- **Problem statement**
Every line of the records must be repeated exactly; pictures stay out.
---- Material for the task
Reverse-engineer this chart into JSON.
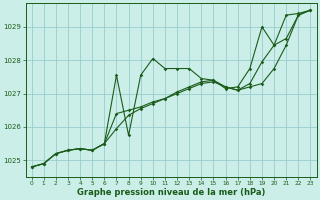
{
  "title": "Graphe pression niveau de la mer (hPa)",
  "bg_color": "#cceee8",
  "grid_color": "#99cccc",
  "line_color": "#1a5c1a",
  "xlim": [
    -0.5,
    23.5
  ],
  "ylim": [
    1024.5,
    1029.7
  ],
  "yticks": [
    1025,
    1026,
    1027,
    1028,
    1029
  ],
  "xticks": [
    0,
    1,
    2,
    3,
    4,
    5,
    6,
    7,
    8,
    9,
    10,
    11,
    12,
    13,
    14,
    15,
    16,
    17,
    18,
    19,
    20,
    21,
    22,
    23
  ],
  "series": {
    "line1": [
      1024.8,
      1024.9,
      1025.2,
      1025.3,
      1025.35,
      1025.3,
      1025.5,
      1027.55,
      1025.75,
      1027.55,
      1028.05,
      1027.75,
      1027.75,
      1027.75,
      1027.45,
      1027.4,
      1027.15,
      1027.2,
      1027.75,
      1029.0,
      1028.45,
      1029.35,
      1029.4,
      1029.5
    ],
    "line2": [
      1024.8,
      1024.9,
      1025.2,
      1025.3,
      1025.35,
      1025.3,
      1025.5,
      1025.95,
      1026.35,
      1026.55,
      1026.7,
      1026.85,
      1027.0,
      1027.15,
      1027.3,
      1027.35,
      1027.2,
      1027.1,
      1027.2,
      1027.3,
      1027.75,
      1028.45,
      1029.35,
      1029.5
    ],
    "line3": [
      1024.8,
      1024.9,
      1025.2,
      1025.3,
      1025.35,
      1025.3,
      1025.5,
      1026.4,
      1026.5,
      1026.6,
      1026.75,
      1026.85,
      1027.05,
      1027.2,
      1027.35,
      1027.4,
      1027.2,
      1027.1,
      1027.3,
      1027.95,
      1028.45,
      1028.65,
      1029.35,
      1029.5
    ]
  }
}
--------
- **Answer for this exercise**
Reverse-engineer this chart into JSON.
{
  "title": "Graphe pression niveau de la mer (hPa)",
  "bg_color": "#cceee8",
  "grid_color": "#99cccc",
  "line_color": "#1a5c1a",
  "xlim": [
    -0.5,
    23.5
  ],
  "ylim": [
    1024.5,
    1029.7
  ],
  "yticks": [
    1025,
    1026,
    1027,
    1028,
    1029
  ],
  "xticks": [
    0,
    1,
    2,
    3,
    4,
    5,
    6,
    7,
    8,
    9,
    10,
    11,
    12,
    13,
    14,
    15,
    16,
    17,
    18,
    19,
    20,
    21,
    22,
    23
  ],
  "series": {
    "line1": [
      1024.8,
      1024.9,
      1025.2,
      1025.3,
      1025.35,
      1025.3,
      1025.5,
      1027.55,
      1025.75,
      1027.55,
      1028.05,
      1027.75,
      1027.75,
      1027.75,
      1027.45,
      1027.4,
      1027.15,
      1027.2,
      1027.75,
      1029.0,
      1028.45,
      1029.35,
      1029.4,
      1029.5
    ],
    "line2": [
      1024.8,
      1024.9,
      1025.2,
      1025.3,
      1025.35,
      1025.3,
      1025.5,
      1025.95,
      1026.35,
      1026.55,
      1026.7,
      1026.85,
      1027.0,
      1027.15,
      1027.3,
      1027.35,
      1027.2,
      1027.1,
      1027.2,
      1027.3,
      1027.75,
      1028.45,
      1029.35,
      1029.5
    ],
    "line3": [
      1024.8,
      1024.9,
      1025.2,
      1025.3,
      1025.35,
      1025.3,
      1025.5,
      1026.4,
      1026.5,
      1026.6,
      1026.75,
      1026.85,
      1027.05,
      1027.2,
      1027.35,
      1027.4,
      1027.2,
      1027.1,
      1027.3,
      1027.95,
      1028.45,
      1028.65,
      1029.35,
      1029.5
    ]
  }
}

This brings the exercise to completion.